• _Problem details_: In the listing below, locate the lines bearing the word "EJEMPLO". Copy every one of them.

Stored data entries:

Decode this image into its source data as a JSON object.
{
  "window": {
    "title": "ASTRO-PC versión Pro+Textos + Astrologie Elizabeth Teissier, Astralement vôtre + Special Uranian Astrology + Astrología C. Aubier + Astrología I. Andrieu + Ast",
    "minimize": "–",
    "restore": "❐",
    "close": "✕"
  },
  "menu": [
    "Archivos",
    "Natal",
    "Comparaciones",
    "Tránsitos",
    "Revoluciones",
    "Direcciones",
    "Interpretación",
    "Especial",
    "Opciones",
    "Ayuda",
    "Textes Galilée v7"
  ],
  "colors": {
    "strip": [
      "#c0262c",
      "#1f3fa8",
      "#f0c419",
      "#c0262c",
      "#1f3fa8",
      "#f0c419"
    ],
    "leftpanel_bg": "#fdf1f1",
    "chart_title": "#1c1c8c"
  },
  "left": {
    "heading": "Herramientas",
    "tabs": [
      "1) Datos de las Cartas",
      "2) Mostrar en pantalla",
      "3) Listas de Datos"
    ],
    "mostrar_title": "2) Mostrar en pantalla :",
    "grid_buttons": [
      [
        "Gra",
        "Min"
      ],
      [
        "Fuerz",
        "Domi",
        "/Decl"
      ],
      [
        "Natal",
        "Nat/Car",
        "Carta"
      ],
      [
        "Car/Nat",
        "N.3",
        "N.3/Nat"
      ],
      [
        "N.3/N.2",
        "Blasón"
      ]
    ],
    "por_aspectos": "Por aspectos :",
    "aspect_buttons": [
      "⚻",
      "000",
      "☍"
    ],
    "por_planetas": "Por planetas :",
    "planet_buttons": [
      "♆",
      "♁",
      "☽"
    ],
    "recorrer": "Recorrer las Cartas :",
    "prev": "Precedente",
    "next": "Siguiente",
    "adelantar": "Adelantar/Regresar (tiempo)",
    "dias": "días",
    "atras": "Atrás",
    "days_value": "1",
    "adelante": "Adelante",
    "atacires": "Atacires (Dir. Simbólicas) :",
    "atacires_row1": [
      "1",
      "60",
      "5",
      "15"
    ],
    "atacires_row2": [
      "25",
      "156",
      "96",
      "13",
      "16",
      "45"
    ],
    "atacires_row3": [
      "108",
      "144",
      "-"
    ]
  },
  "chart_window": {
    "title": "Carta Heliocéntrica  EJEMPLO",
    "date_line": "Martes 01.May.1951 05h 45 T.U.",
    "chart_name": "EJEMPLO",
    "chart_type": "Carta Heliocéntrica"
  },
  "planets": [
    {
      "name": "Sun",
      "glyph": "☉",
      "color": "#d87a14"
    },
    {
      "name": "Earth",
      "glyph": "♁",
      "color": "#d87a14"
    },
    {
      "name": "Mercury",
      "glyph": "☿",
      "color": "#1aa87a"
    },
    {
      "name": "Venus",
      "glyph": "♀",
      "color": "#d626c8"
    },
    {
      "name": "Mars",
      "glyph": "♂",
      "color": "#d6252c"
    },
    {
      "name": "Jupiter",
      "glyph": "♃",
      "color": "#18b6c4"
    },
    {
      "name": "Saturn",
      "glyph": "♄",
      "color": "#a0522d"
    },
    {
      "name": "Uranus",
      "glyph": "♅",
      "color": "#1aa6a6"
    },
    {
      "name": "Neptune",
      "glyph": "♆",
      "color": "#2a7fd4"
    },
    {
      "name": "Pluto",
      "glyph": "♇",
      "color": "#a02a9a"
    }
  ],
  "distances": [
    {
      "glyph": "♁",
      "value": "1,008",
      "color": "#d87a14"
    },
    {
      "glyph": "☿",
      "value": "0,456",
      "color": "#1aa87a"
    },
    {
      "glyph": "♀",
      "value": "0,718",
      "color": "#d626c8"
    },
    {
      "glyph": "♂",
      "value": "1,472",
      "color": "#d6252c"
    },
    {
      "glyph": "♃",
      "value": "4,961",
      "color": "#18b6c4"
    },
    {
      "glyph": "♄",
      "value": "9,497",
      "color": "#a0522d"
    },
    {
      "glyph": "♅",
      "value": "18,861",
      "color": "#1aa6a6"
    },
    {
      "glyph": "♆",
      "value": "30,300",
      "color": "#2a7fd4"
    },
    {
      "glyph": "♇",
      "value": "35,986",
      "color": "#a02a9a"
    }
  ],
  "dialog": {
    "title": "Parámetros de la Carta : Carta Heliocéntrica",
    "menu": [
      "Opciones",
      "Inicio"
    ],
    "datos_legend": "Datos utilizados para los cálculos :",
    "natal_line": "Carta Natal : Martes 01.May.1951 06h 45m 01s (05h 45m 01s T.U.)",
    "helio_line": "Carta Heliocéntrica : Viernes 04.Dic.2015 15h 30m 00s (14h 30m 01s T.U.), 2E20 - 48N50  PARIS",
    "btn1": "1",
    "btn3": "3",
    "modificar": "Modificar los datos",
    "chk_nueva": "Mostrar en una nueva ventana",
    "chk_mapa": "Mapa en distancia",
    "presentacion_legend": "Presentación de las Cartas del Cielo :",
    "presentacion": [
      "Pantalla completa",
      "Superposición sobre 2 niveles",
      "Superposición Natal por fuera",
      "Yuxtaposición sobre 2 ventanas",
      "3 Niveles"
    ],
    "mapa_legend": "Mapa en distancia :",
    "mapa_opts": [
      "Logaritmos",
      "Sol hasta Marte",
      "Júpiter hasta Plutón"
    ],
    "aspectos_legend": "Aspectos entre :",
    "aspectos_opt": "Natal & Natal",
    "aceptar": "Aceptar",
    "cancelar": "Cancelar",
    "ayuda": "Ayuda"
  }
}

• _Result of the exercise_:
    "title": "Carta Heliocéntrica  EJEMPLO",
    "chart_name": "EJEMPLO",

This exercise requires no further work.